Starting at the line that contains "Transcribe this image's", write out each line through the end of the data below, exactly as it stands. Skip any pictures.

Stored records
--------------------------------------------------

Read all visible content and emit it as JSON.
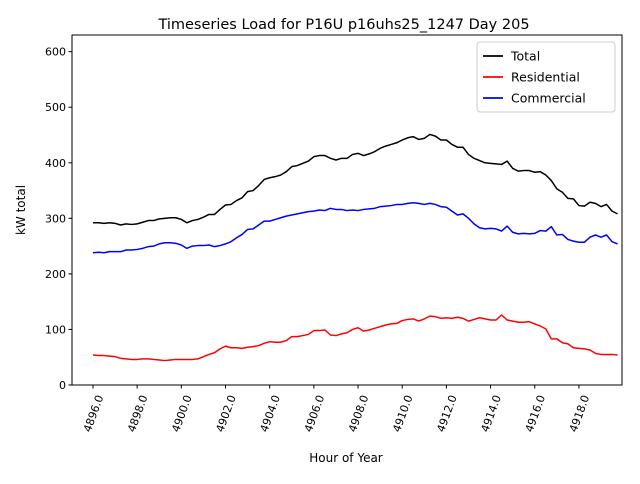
{
  "chart_data": {
    "type": "line",
    "title": "Timeseries Load for P16U p16uhs25_1247  Day 205",
    "xlabel": "Hour of Year",
    "ylabel": "kW total",
    "xlim": [
      4895.05,
      4919.95
    ],
    "ylim": [
      0,
      630
    ],
    "xticks": [
      4896,
      4898,
      4900,
      4902,
      4904,
      4906,
      4908,
      4910,
      4912,
      4914,
      4916,
      4918
    ],
    "xtick_labels": [
      "4896.0",
      "4898.0",
      "4900.0",
      "4902.0",
      "4904.0",
      "4906.0",
      "4908.0",
      "4910.0",
      "4912.0",
      "4914.0",
      "4916.0",
      "4918.0"
    ],
    "yticks": [
      0,
      100,
      200,
      300,
      400,
      500,
      600
    ],
    "ytick_labels": [
      "0",
      "100",
      "200",
      "300",
      "400",
      "500",
      "600"
    ],
    "legend_position": "top-right",
    "x_start": 4896.0,
    "x_step": 0.25,
    "series": [
      {
        "name": "Total",
        "color": "#000000",
        "values": [
          292,
          292,
          291,
          292,
          291,
          288,
          290,
          289,
          290,
          293,
          296,
          296,
          299,
          300,
          301,
          301,
          298,
          292,
          296,
          298,
          302,
          307,
          307,
          316,
          324,
          325,
          332,
          337,
          348,
          350,
          359,
          370,
          373,
          375,
          378,
          384,
          393,
          395,
          399,
          403,
          411,
          413,
          413,
          408,
          405,
          408,
          408,
          415,
          417,
          413,
          416,
          420,
          426,
          430,
          433,
          436,
          441,
          445,
          447,
          442,
          444,
          451,
          448,
          441,
          441,
          433,
          428,
          428,
          415,
          408,
          404,
          400,
          399,
          398,
          397,
          403,
          390,
          385,
          386,
          386,
          383,
          384,
          378,
          368,
          353,
          347,
          336,
          335,
          323,
          322,
          329,
          327,
          321,
          325,
          313,
          308
        ]
      },
      {
        "name": "Residential",
        "color": "#ff0000",
        "values": [
          54,
          53,
          53,
          52,
          51,
          48,
          47,
          46,
          46,
          47,
          47,
          46,
          45,
          44,
          45,
          46,
          46,
          46,
          46,
          47,
          51,
          55,
          58,
          65,
          70,
          67,
          67,
          66,
          68,
          69,
          71,
          75,
          78,
          77,
          77,
          80,
          87,
          87,
          89,
          91,
          98,
          98,
          99,
          90,
          89,
          92,
          94,
          100,
          103,
          97,
          99,
          102,
          105,
          108,
          110,
          111,
          116,
          118,
          119,
          115,
          119,
          124,
          123,
          120,
          121,
          120,
          122,
          120,
          115,
          118,
          121,
          119,
          117,
          117,
          126,
          117,
          115,
          113,
          113,
          114,
          110,
          106,
          101,
          83,
          83,
          76,
          74,
          67,
          66,
          65,
          63,
          57,
          55,
          55,
          55,
          54
        ]
      },
      {
        "name": "Commercial",
        "color": "#0000ff",
        "values": [
          238,
          239,
          238,
          240,
          240,
          240,
          243,
          243,
          244,
          246,
          249,
          250,
          254,
          256,
          256,
          255,
          252,
          246,
          250,
          251,
          251,
          252,
          249,
          251,
          254,
          258,
          265,
          271,
          280,
          281,
          288,
          295,
          295,
          298,
          301,
          304,
          306,
          308,
          310,
          312,
          313,
          315,
          314,
          318,
          316,
          316,
          314,
          315,
          314,
          316,
          317,
          318,
          321,
          322,
          323,
          325,
          325,
          327,
          328,
          327,
          325,
          327,
          325,
          321,
          320,
          313,
          306,
          308,
          300,
          290,
          283,
          281,
          282,
          281,
          277,
          286,
          275,
          272,
          273,
          272,
          273,
          278,
          277,
          285,
          270,
          271,
          262,
          259,
          257,
          257,
          266,
          270,
          266,
          270,
          258,
          254
        ]
      }
    ]
  }
}
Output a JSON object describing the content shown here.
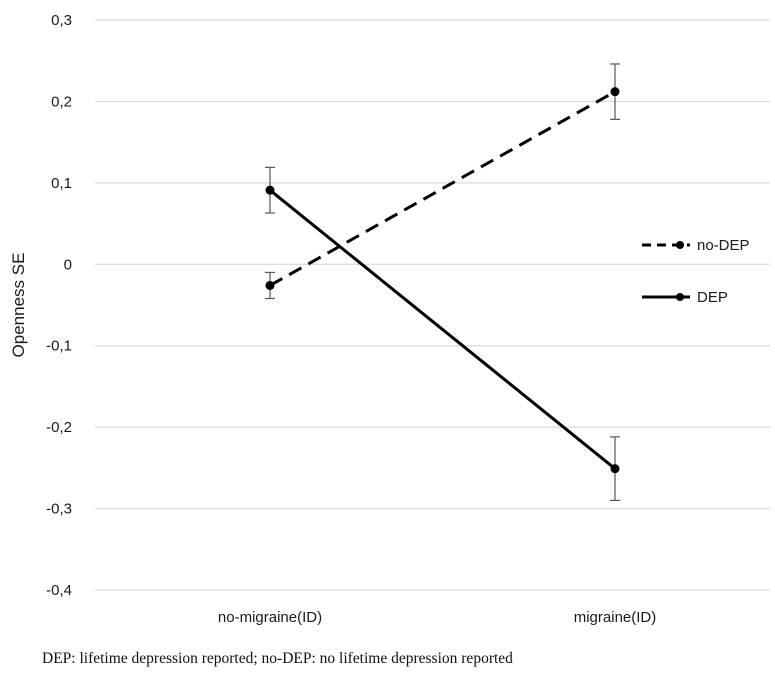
{
  "chart_data": {
    "type": "line",
    "title": "",
    "xlabel": "",
    "ylabel": "Openness SE",
    "categories": [
      "no-migraine(ID)",
      "migraine(ID)"
    ],
    "ylim": [
      -0.4,
      0.3
    ],
    "yticks": [
      0.3,
      0.2,
      0.1,
      0,
      -0.1,
      -0.2,
      -0.3,
      -0.4
    ],
    "ytick_labels": [
      "0,3",
      "0,2",
      "0,1",
      "0",
      "-0,1",
      "-0,2",
      "-0,3",
      "-0,4"
    ],
    "grid": true,
    "legend_position": "right",
    "series": [
      {
        "name": "no-DEP",
        "style": "dashed",
        "color": "#000000",
        "values": [
          -0.026,
          0.212
        ],
        "error": [
          0.016,
          0.034
        ]
      },
      {
        "name": "DEP",
        "style": "solid",
        "color": "#000000",
        "values": [
          0.091,
          -0.251
        ],
        "error": [
          0.028,
          0.039
        ]
      }
    ]
  },
  "caption": "DEP: lifetime depression reported; no-DEP: no lifetime depression reported"
}
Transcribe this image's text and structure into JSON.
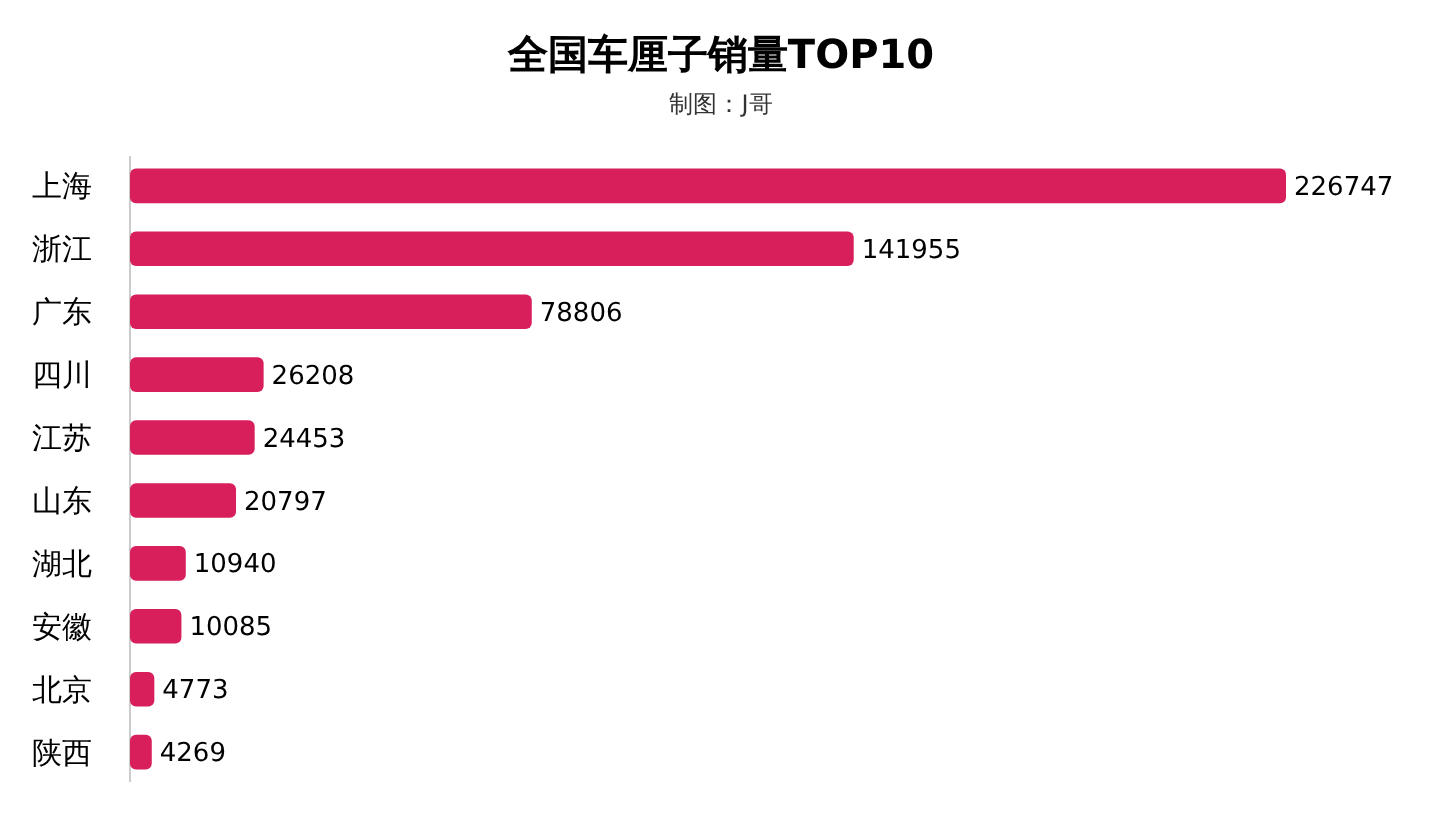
{
  "chart_data": {
    "type": "bar",
    "orientation": "horizontal",
    "title": "全国车厘子销量TOP10",
    "subtitle": "制图：J哥",
    "categories": [
      "上海",
      "浙江",
      "广东",
      "四川",
      "江苏",
      "山东",
      "湖北",
      "安徽",
      "北京",
      "陕西"
    ],
    "values": [
      226747,
      141955,
      78806,
      26208,
      24453,
      20797,
      10940,
      10085,
      4773,
      4269
    ],
    "color": "#d81e5b",
    "data_labels": true
  }
}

--------------------------------------------------

(RESULT BELOW)
Transcribe this image's text and structure into JSON.
{
  "chart_data": {
    "type": "bar",
    "orientation": "horizontal",
    "title": "全国车厘子销量TOP10",
    "subtitle": "制图：J哥",
    "categories": [
      "上海",
      "浙江",
      "广东",
      "四川",
      "江苏",
      "山东",
      "湖北",
      "安徽",
      "北京",
      "陕西"
    ],
    "values": [
      226747,
      141955,
      78806,
      26208,
      24453,
      20797,
      10940,
      10085,
      4773,
      4269
    ],
    "color": "#d81e5b",
    "data_labels": true
  }
}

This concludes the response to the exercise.